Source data
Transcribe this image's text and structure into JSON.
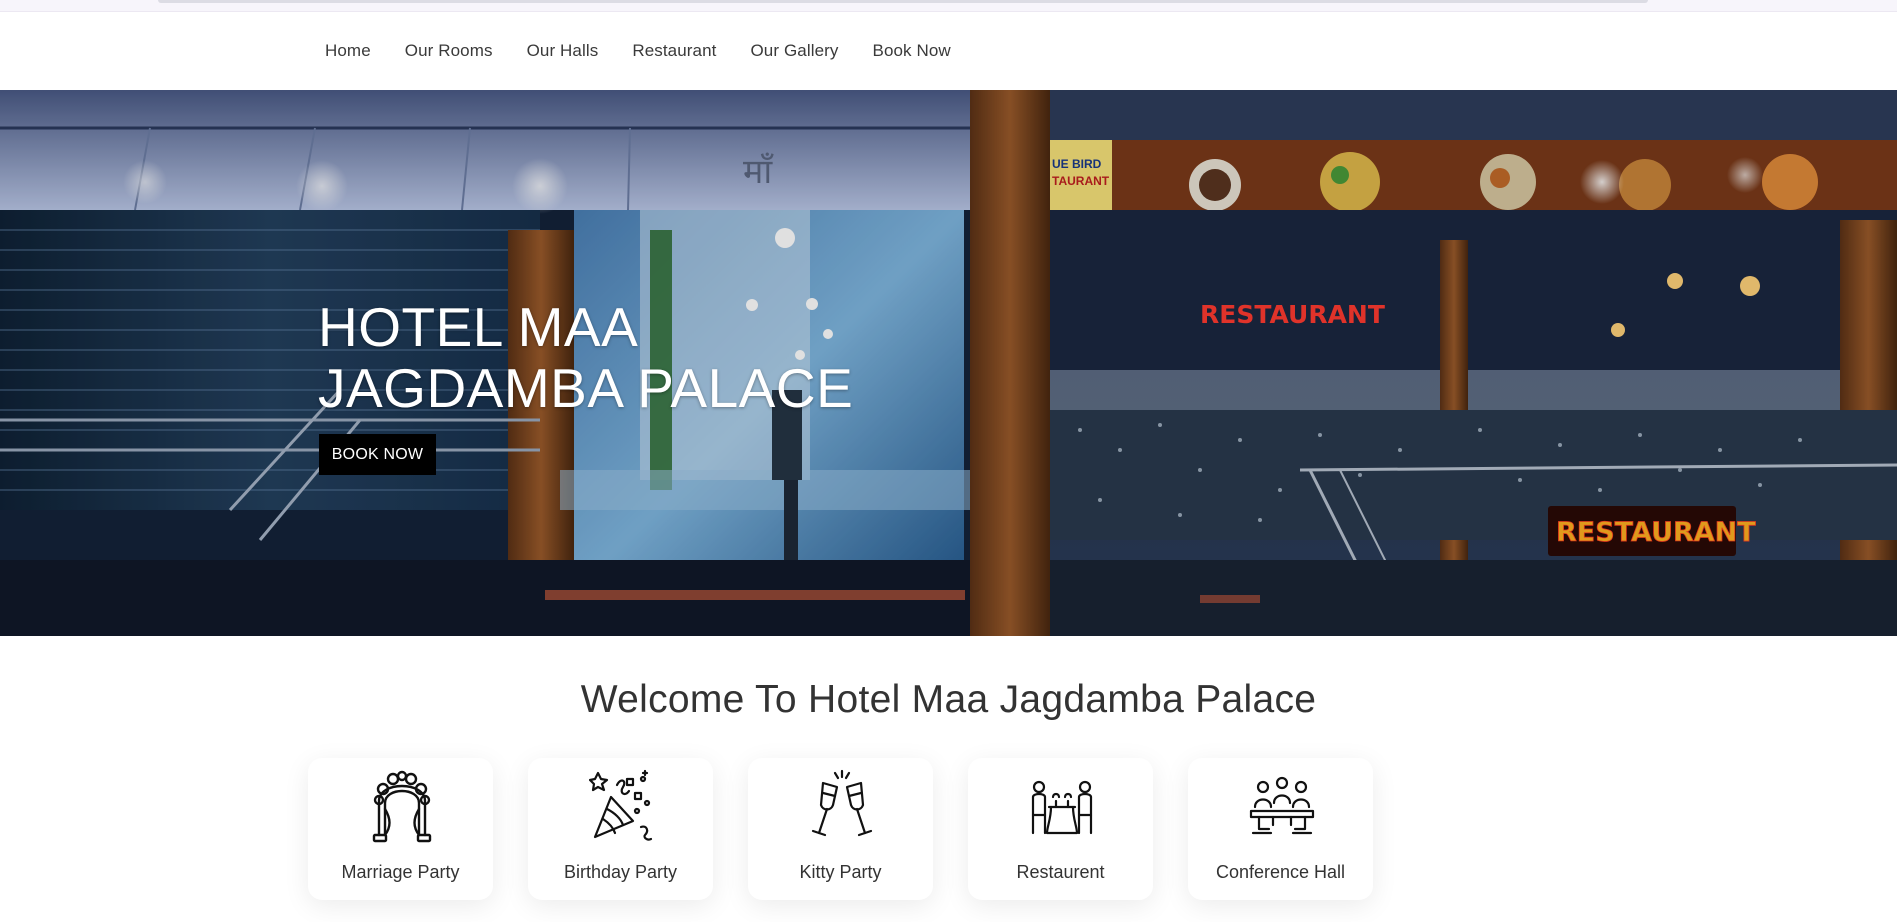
{
  "nav": {
    "items": [
      "Home",
      "Our Rooms",
      "Our Halls",
      "Restaurant",
      "Our Gallery",
      "Book Now"
    ]
  },
  "hero": {
    "title_line1": "HOTEL MAA",
    "title_line2": "JAGDAMBA PALACE",
    "button": "BOOK NOW",
    "image": {
      "signs": [
        "RESTAURANT",
        "RESTAURANT"
      ],
      "banner_text": "UE BIRD TAURANT",
      "devanagari": "माँ"
    }
  },
  "welcome": {
    "title": "Welcome To Hotel Maa Jagdamba Palace"
  },
  "services": [
    {
      "label": "Marriage Party",
      "icon": "wedding-arch-icon"
    },
    {
      "label": "Birthday Party",
      "icon": "party-popper-icon"
    },
    {
      "label": "Kitty Party",
      "icon": "champagne-glasses-icon"
    },
    {
      "label": "Restaurent",
      "icon": "dining-table-icon"
    },
    {
      "label": "Conference Hall",
      "icon": "meeting-table-icon"
    }
  ],
  "colors": {
    "nav_text": "#3a3a3a",
    "button_bg": "#000000",
    "button_text": "#ffffff",
    "sign_red": "#ff3b30"
  }
}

PROBLEM DETAILS >> Every record above should come back exactly, but without its pictures.

FINAL ANSWER >>
Transcribe this image's text and structure into JSON.
{
  "nav": {
    "items": [
      "Home",
      "Our Rooms",
      "Our Halls",
      "Restaurant",
      "Our Gallery",
      "Book Now"
    ]
  },
  "hero": {
    "title_line1": "HOTEL MAA",
    "title_line2": "JAGDAMBA PALACE",
    "button": "BOOK NOW",
    "image": {
      "signs": [
        "RESTAURANT",
        "RESTAURANT"
      ],
      "banner_text": "UE BIRD TAURANT",
      "devanagari": "माँ"
    }
  },
  "welcome": {
    "title": "Welcome To Hotel Maa Jagdamba Palace"
  },
  "services": [
    {
      "label": "Marriage Party",
      "icon": "wedding-arch-icon"
    },
    {
      "label": "Birthday Party",
      "icon": "party-popper-icon"
    },
    {
      "label": "Kitty Party",
      "icon": "champagne-glasses-icon"
    },
    {
      "label": "Restaurent",
      "icon": "dining-table-icon"
    },
    {
      "label": "Conference Hall",
      "icon": "meeting-table-icon"
    }
  ],
  "colors": {
    "nav_text": "#3a3a3a",
    "button_bg": "#000000",
    "button_text": "#ffffff",
    "sign_red": "#ff3b30"
  }
}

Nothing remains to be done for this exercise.